[Stored data]
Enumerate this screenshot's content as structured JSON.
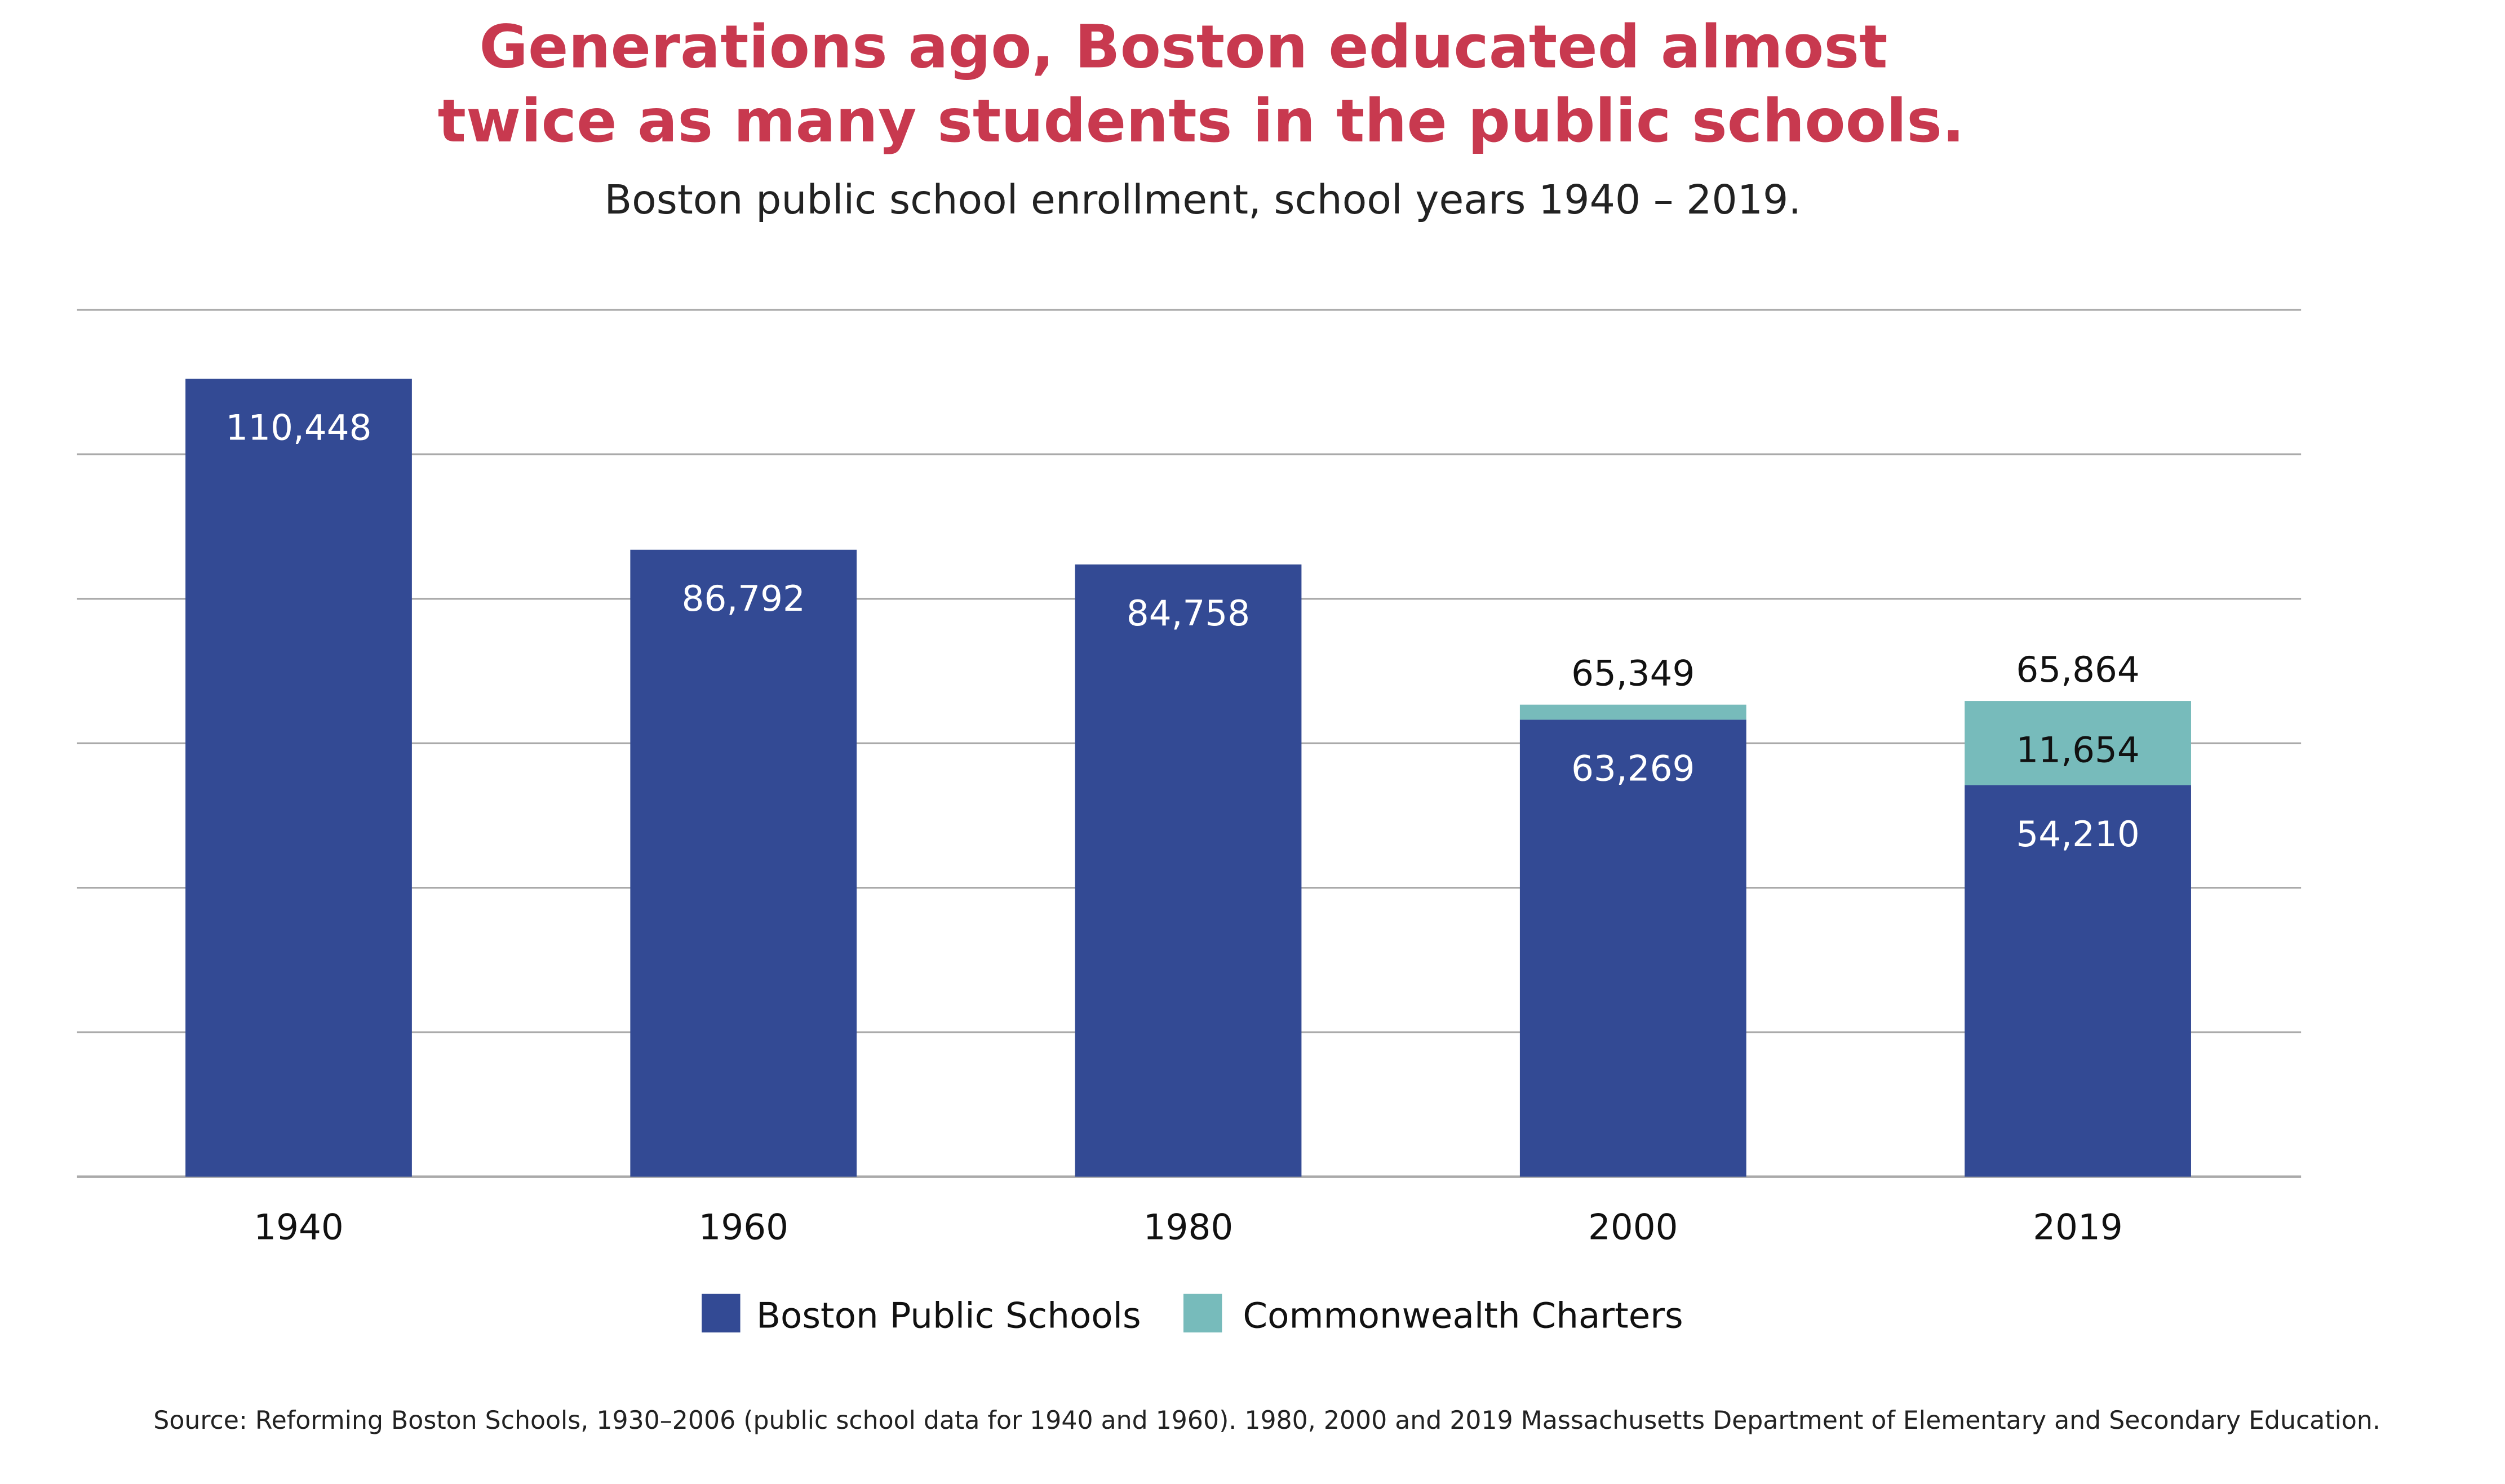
{
  "chart_data": {
    "type": "stacked-bar",
    "title": "Generations ago, Boston educated almost twice as many students in the public schools.",
    "title_lines": [
      "Generations ago, Boston educated almost",
      "twice as many students in the public schools."
    ],
    "subtitle": "Boston public school enrollment, school years 1940 – 2019.",
    "xlabel": "",
    "ylabel": "",
    "categories": [
      "1940",
      "1960",
      "1980",
      "2000",
      "2019"
    ],
    "series": [
      {
        "name": "Boston Public Schools",
        "color": "#334a94",
        "values": [
          110448,
          86792,
          84758,
          63269,
          54210
        ],
        "labels": [
          "110,448",
          "86,792",
          "84,758",
          "63,269",
          "54,210"
        ]
      },
      {
        "name": "Commonwealth Charters",
        "color": "#77bbbb",
        "values": [
          0,
          0,
          0,
          2080,
          11654
        ],
        "labels": [
          "",
          "",
          "",
          "",
          "11,654"
        ]
      }
    ],
    "totals": [
      null,
      null,
      null,
      65349,
      65864
    ],
    "total_labels": [
      "",
      "",
      "",
      "65,349",
      "65,864"
    ],
    "ylim": [
      0,
      120000
    ],
    "gridline_step": 20000,
    "grid": true,
    "y_tick_labels_shown": false,
    "legend_position": "bottom",
    "source": "Source: Reforming Boston Schools, 1930–2006 (public school data for 1940 and 1960). 1980, 2000 and 2019 Massachusetts Department of Elementary and Secondary Education.",
    "colors": {
      "title": "#c8394f",
      "grid": "#aaaaaa"
    }
  }
}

TASK GOAL
Copy each line of the listing that holds the word "Generations".

RESULT
    "title": "Generations ago, Boston educated almost twice as many students in the public schools.",
      "Generations ago, Boston educated almost",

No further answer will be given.